[start of RECORDS FOR PROCESSING]

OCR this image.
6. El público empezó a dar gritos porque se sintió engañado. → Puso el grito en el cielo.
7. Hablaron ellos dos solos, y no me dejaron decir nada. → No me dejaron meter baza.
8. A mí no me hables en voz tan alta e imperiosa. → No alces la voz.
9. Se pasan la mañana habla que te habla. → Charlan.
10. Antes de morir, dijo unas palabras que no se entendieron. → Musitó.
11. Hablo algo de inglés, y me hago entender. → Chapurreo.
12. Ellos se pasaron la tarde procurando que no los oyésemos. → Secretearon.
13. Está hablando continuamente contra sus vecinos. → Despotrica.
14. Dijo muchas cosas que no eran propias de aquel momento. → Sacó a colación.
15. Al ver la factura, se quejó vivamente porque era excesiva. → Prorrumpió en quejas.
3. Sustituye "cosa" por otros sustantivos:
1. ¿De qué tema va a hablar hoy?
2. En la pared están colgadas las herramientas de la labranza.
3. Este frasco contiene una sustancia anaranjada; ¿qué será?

[end of RECORDS FOR PROCESSING]

- [INSTRUCTION] Using the material above, print every entry exactly as written.

- [FULL SOLUTION]
OCR this image.
6. El público empezó a dar gritos porque se sintió engañado. → Puso el grito en el cielo.
7. Hablaron ellos dos solos, y no me dejaron decir nada. → No me dejaron meter baza.
8. A mí no me hables en voz tan alta e imperiosa. → No alces la voz.
9. Se pasan la mañana habla que te habla. → Charlan.
10. Antes de morir, dijo unas palabras que no se entendieron. → Musitó.
11. Hablo algo de inglés, y me hago entender. → Chapurreo.
12. Ellos se pasaron la tarde procurando que no los oyésemos. → Secretearon.
13. Está hablando continuamente contra sus vecinos. → Despotrica.
14. Dijo muchas cosas que no eran propias de aquel momento. → Sacó a colación.
15. Al ver la factura, se quejó vivamente porque era excesiva. → Prorrumpió en quejas.
3. Sustituye "cosa" por otros sustantivos:
1. ¿De qué tema va a hablar hoy?
2. En la pared están colgadas las herramientas de la labranza.
3. Este frasco contiene una sustancia anaranjada; ¿qué será?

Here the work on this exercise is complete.